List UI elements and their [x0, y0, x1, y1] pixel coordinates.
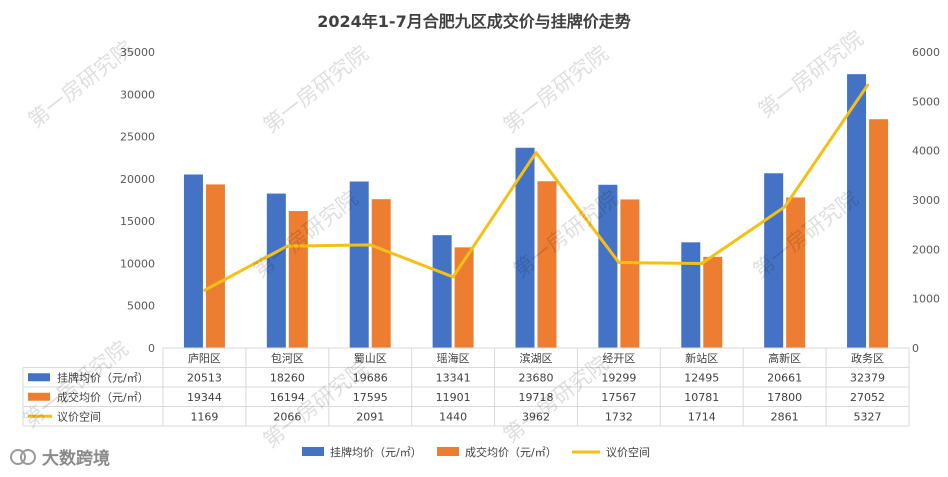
- y-right-tick-label: 3000: [912, 194, 940, 207]
- watermark-text: 第一房研究院: [499, 41, 613, 137]
- x-category-label: 瑶海区: [437, 351, 470, 365]
- bar-deal-2: [372, 199, 391, 348]
- table-cell: 20513: [187, 371, 222, 384]
- table-cell: 10781: [684, 391, 719, 404]
- table-cell: 1714: [688, 410, 716, 423]
- bar-deal-5: [620, 199, 639, 348]
- table-cell: 17595: [353, 391, 388, 404]
- legend-label: 成交均价（元/㎡）: [465, 445, 557, 459]
- table-cell: 19344: [187, 391, 222, 404]
- logo-text: 大数跨境: [42, 448, 110, 469]
- watermark: 第一房研究院: [24, 36, 138, 132]
- chart-title: 2024年1-7月合肥九区成交价与挂牌价走势: [317, 12, 630, 31]
- x-category-label: 经开区: [602, 352, 635, 365]
- legend-label: 议价空间: [606, 445, 650, 459]
- table-cell: 13341: [436, 371, 471, 384]
- table-cell: 1440: [439, 410, 467, 423]
- table-cell: 17800: [767, 391, 802, 404]
- y-right-tick-label: 5000: [912, 95, 940, 108]
- table-cell: 20661: [767, 371, 802, 384]
- bar-listing-3: [433, 235, 452, 348]
- logo-icon: [21, 450, 35, 464]
- table-cell: 23680: [519, 371, 554, 384]
- y-left-tick-label: 30000: [120, 88, 155, 101]
- logo: 大数跨境: [11, 448, 110, 469]
- table-cell: 2861: [771, 410, 799, 423]
- bar-deal-8: [869, 119, 888, 348]
- table-cell: 32379: [850, 371, 885, 384]
- table-cell: 2091: [356, 410, 384, 423]
- watermark: 第一房研究院: [499, 41, 613, 137]
- watermark: 第一房研究院: [499, 351, 613, 447]
- y-right-tick-label: 1000: [912, 293, 940, 306]
- y-right-tick-label: 0: [912, 342, 919, 355]
- x-category-label: 包河区: [271, 352, 304, 365]
- x-category-label: 滨湖区: [520, 351, 553, 365]
- x-category-label: 庐阳区: [188, 351, 221, 365]
- y-left-tick-label: 5000: [127, 300, 155, 313]
- x-category-label: 政务区: [851, 351, 884, 365]
- bar-deal-6: [703, 257, 722, 348]
- table-series-name: 议价空间: [57, 409, 101, 423]
- y-left-tick-label: 20000: [120, 173, 155, 186]
- table-cell: 5327: [854, 410, 882, 423]
- y-left-tick-label: 0: [148, 342, 155, 355]
- table-cell: 27052: [850, 391, 885, 404]
- y-right-tick-label: 6000: [912, 46, 940, 59]
- table-legend-key: [28, 373, 50, 381]
- table-cell: 12495: [684, 371, 719, 384]
- y-left-tick-label: 25000: [120, 131, 155, 144]
- table-cell: 1732: [605, 410, 633, 423]
- watermark-text: 第一房研究院: [24, 36, 138, 132]
- watermark-text: 第一房研究院: [499, 351, 613, 447]
- bar-deal-7: [786, 197, 805, 348]
- x-category-label: 新站区: [685, 351, 718, 365]
- legend-key: [437, 447, 459, 456]
- watermark-text: 第一房研究院: [259, 41, 373, 137]
- table-cell: 18260: [270, 371, 305, 384]
- bar-listing-0: [184, 175, 203, 348]
- table-cell: 17567: [601, 391, 636, 404]
- bar-listing-6: [681, 242, 700, 348]
- x-category-label: 高新区: [768, 351, 801, 365]
- bar-deal-0: [206, 184, 225, 348]
- y-right-tick-label: 4000: [912, 145, 940, 158]
- legend-label: 挂牌均价（元/㎡）: [330, 445, 422, 459]
- table-cell: 1169: [190, 410, 218, 423]
- y-left-tick-label: 15000: [120, 215, 155, 228]
- y-left-tick-label: 10000: [120, 257, 155, 270]
- y-right-tick-label: 2000: [912, 243, 940, 256]
- legend-key: [302, 447, 324, 456]
- table-cell: 11901: [436, 391, 471, 404]
- watermark: 第一房研究院: [259, 41, 373, 137]
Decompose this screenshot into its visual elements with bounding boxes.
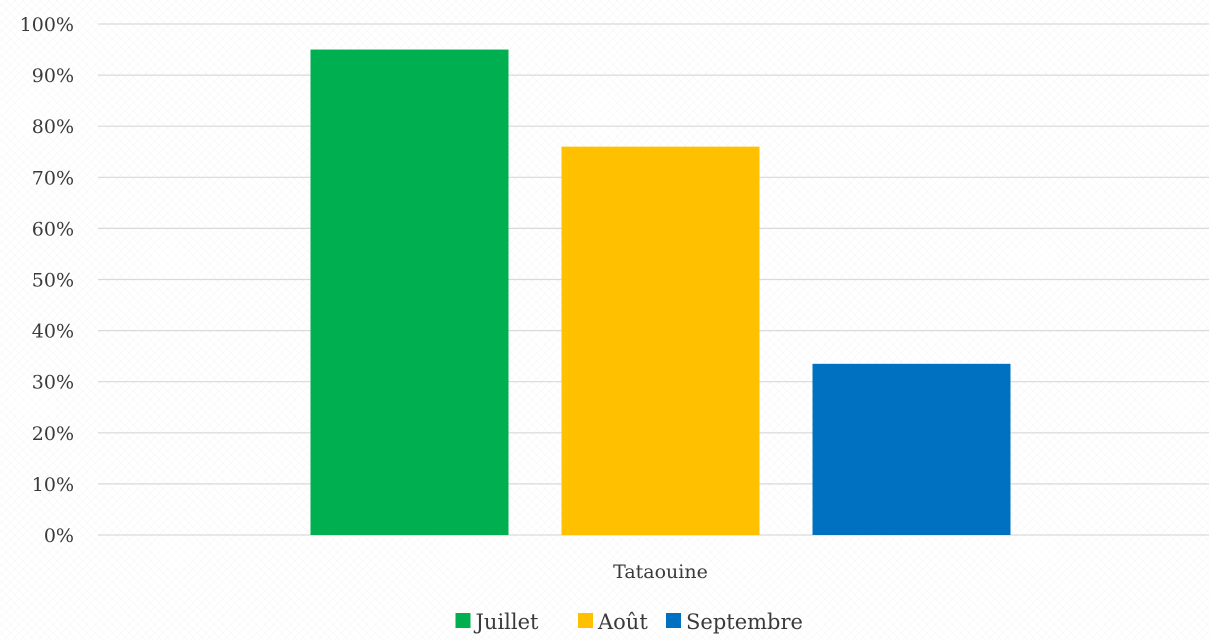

- **Exercise**
Write out the material again with every "table-cell" changed to "grid-cell", keeping everything else the same and omitting the pictures.

- **The response**
List UI elements and their [x0, y0, x1, y1] pixel coordinates.
- y-right-tick-label: 3000: [912, 194, 940, 207]
- watermark-text: 第一房研究院: [499, 41, 613, 137]
- x-category-label: 瑶海区: [437, 351, 470, 365]
- bar-deal-2: [372, 199, 391, 348]
- grid-cell: 20513: [187, 371, 222, 384]
- grid-cell: 10781: [684, 391, 719, 404]
- grid-cell: 1714: [688, 410, 716, 423]
- bar-deal-5: [620, 199, 639, 348]
- grid-cell: 17595: [353, 391, 388, 404]
- legend-label: 成交均价（元/㎡）: [465, 445, 557, 459]
- grid-cell: 19344: [187, 391, 222, 404]
- logo-text: 大数跨境: [42, 448, 110, 469]
- watermark: 第一房研究院: [24, 36, 138, 132]
- chart-title: 2024年1-7月合肥九区成交价与挂牌价走势: [317, 12, 630, 31]
- x-category-label: 经开区: [602, 352, 635, 365]
- legend-label: 议价空间: [606, 445, 650, 459]
- grid-cell: 13341: [436, 371, 471, 384]
- grid-cell: 1440: [439, 410, 467, 423]
- grid-cell: 17800: [767, 391, 802, 404]
- y-right-tick-label: 5000: [912, 95, 940, 108]
- grid-cell: 20661: [767, 371, 802, 384]
- bar-listing-3: [433, 235, 452, 348]
- logo-icon: [21, 450, 35, 464]
- grid-cell: 23680: [519, 371, 554, 384]
- y-left-tick-label: 30000: [120, 88, 155, 101]
- logo: 大数跨境: [11, 448, 110, 469]
- grid-cell: 2861: [771, 410, 799, 423]
- bar-deal-8: [869, 119, 888, 348]
- grid-cell: 32379: [850, 371, 885, 384]
- grid-cell: 2091: [356, 410, 384, 423]
- watermark: 第一房研究院: [499, 41, 613, 137]
- watermark: 第一房研究院: [499, 351, 613, 447]
- y-right-tick-label: 1000: [912, 293, 940, 306]
- y-right-tick-label: 0: [912, 342, 919, 355]
- x-category-label: 包河区: [271, 352, 304, 365]
- x-category-label: 滨湖区: [520, 351, 553, 365]
- x-category-label: 庐阳区: [188, 351, 221, 365]
- y-left-tick-label: 5000: [127, 300, 155, 313]
- x-category-label: 政务区: [851, 351, 884, 365]
- bar-deal-6: [703, 257, 722, 348]
- table-series-name: 议价空间: [57, 409, 101, 423]
- y-left-tick-label: 20000: [120, 173, 155, 186]
- grid-cell: 5327: [854, 410, 882, 423]
- y-left-tick-label: 0: [148, 342, 155, 355]
- grid-cell: 27052: [850, 391, 885, 404]
- y-right-tick-label: 6000: [912, 46, 940, 59]
- table-legend-key: [28, 373, 50, 381]
- grid-cell: 12495: [684, 371, 719, 384]
- y-left-tick-label: 25000: [120, 131, 155, 144]
- grid-cell: 1732: [605, 410, 633, 423]
- watermark-text: 第一房研究院: [24, 36, 138, 132]
- watermark-text: 第一房研究院: [499, 351, 613, 447]
- bar-deal-7: [786, 197, 805, 348]
- x-category-label: 新站区: [685, 351, 718, 365]
- legend-key: [437, 447, 459, 456]
- watermark-text: 第一房研究院: [259, 41, 373, 137]
- grid-cell: 18260: [270, 371, 305, 384]
- bar-listing-0: [184, 175, 203, 348]
- grid-cell: 17567: [601, 391, 636, 404]
- bar-listing-6: [681, 242, 700, 348]
- x-category-label: 高新区: [768, 351, 801, 365]
- bar-deal-0: [206, 184, 225, 348]
- y-right-tick-label: 4000: [912, 145, 940, 158]
- legend-label: 挂牌均价（元/㎡）: [330, 445, 422, 459]
- grid-cell: 1169: [190, 410, 218, 423]
- y-left-tick-label: 15000: [120, 215, 155, 228]
- y-left-tick-label: 10000: [120, 257, 155, 270]
- y-right-tick-label: 2000: [912, 243, 940, 256]
- legend-key: [302, 447, 324, 456]
- grid-cell: 11901: [436, 391, 471, 404]
- watermark: 第一房研究院: [259, 41, 373, 137]
Decompose this screenshot into its visual elements with bounding boxes.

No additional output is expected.